---------- Extracted entries ----------

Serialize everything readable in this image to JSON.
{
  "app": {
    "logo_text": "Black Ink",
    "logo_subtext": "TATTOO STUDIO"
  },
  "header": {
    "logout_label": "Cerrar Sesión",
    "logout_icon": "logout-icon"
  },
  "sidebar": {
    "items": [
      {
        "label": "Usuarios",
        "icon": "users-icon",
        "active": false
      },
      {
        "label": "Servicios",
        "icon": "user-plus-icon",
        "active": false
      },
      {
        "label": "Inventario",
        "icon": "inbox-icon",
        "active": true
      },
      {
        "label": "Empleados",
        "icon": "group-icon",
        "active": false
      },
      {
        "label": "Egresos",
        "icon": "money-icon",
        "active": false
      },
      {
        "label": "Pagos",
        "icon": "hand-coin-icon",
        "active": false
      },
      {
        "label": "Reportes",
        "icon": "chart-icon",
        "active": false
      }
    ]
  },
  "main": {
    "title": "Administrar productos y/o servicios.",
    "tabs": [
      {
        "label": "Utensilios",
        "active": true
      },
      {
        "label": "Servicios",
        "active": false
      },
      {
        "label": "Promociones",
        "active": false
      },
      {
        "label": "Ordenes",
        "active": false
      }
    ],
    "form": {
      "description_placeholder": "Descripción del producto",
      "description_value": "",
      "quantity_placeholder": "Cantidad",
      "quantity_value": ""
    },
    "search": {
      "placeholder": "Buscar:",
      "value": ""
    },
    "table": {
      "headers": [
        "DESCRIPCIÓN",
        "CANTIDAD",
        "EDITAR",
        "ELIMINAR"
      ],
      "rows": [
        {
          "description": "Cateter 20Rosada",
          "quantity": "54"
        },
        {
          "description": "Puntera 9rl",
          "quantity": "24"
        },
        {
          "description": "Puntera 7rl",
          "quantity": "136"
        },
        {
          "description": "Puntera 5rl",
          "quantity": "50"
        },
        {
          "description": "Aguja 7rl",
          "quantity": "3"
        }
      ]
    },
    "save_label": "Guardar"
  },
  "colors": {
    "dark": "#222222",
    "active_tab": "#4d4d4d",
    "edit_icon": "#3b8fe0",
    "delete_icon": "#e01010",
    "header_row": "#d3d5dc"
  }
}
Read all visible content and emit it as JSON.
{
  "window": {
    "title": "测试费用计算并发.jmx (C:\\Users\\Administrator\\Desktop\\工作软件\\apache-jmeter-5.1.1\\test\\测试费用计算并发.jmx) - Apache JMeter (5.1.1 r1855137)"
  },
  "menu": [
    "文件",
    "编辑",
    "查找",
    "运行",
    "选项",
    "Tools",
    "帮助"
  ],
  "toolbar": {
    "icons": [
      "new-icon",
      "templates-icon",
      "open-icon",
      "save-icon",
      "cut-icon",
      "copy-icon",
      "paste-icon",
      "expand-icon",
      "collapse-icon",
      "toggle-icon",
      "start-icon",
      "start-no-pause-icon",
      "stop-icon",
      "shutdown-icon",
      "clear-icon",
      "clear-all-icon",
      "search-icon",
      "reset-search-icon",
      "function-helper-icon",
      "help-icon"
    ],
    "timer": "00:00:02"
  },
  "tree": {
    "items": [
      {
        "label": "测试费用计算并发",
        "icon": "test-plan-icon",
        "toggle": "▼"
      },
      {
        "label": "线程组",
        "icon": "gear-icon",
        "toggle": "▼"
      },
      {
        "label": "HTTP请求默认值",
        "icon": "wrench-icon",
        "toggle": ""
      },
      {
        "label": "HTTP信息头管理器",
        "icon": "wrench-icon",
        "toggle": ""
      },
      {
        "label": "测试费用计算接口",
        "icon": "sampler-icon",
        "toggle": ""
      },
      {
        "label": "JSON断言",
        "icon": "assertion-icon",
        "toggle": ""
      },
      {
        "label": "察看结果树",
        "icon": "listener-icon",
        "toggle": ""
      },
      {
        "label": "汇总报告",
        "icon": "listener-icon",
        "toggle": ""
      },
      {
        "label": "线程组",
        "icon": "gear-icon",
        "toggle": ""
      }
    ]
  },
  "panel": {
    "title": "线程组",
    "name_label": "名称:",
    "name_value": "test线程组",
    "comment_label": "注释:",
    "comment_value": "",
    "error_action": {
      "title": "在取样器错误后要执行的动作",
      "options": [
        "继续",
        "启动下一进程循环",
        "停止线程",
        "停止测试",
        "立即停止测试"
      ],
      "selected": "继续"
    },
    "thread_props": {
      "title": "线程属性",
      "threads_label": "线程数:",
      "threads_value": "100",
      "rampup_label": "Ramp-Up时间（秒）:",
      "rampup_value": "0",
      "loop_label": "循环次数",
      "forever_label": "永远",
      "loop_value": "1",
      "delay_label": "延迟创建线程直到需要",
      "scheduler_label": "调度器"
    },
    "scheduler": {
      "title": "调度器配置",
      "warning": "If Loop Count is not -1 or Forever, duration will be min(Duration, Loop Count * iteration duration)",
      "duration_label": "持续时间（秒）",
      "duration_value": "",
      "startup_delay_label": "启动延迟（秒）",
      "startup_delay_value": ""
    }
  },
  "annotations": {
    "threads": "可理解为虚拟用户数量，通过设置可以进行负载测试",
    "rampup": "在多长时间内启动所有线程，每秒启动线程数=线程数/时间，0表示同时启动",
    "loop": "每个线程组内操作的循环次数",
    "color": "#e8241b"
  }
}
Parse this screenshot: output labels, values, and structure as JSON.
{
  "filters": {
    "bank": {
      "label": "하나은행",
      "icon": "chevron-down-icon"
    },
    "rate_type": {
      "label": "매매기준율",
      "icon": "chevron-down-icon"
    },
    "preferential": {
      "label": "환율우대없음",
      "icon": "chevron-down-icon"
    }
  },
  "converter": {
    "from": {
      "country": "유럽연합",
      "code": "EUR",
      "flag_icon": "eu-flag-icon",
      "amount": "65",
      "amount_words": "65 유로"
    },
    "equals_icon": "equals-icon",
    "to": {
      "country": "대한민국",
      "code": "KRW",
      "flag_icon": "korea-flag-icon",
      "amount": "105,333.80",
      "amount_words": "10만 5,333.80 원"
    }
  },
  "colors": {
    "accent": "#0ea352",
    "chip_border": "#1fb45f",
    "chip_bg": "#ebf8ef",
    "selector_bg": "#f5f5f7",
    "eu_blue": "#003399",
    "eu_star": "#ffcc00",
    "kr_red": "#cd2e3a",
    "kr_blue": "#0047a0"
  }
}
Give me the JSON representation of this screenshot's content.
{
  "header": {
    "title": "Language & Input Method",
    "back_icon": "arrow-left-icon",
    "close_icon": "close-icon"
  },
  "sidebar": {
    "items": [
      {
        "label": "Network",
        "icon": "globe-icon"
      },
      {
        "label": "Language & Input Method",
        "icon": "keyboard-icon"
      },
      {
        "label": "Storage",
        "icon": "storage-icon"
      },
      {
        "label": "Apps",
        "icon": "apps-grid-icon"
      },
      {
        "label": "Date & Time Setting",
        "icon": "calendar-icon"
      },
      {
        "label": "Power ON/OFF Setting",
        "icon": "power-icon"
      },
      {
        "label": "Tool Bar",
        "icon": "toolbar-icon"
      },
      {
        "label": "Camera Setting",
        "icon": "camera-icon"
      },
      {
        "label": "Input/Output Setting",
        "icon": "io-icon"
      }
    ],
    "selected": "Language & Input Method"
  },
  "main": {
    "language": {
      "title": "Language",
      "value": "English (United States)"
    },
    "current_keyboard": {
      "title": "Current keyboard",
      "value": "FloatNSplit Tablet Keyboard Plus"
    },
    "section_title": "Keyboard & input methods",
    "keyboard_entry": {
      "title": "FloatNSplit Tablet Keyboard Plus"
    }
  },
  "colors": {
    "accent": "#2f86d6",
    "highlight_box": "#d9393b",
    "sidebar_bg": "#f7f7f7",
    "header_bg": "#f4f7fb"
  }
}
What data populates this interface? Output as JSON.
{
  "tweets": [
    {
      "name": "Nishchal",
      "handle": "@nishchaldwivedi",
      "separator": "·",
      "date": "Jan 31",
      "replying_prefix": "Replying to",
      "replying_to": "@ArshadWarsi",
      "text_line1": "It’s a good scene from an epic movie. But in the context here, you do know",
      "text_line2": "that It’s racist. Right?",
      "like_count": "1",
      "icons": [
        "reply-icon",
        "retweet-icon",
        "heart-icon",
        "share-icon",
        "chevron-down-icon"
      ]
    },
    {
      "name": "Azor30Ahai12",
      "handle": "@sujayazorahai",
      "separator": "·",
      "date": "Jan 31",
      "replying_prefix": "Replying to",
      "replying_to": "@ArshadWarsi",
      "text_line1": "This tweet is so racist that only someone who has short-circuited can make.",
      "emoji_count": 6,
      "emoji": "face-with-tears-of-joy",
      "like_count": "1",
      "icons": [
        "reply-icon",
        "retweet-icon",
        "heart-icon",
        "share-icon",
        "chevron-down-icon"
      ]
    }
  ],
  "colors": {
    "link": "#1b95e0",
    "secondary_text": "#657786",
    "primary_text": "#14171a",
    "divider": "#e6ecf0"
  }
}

----------

• Exercise goal: Copy, from the material above, each line in which the string "flag" occurs.

• Solution:
      "flag_icon": "eu-flag-icon",
      "flag_icon": "korea-flag-icon",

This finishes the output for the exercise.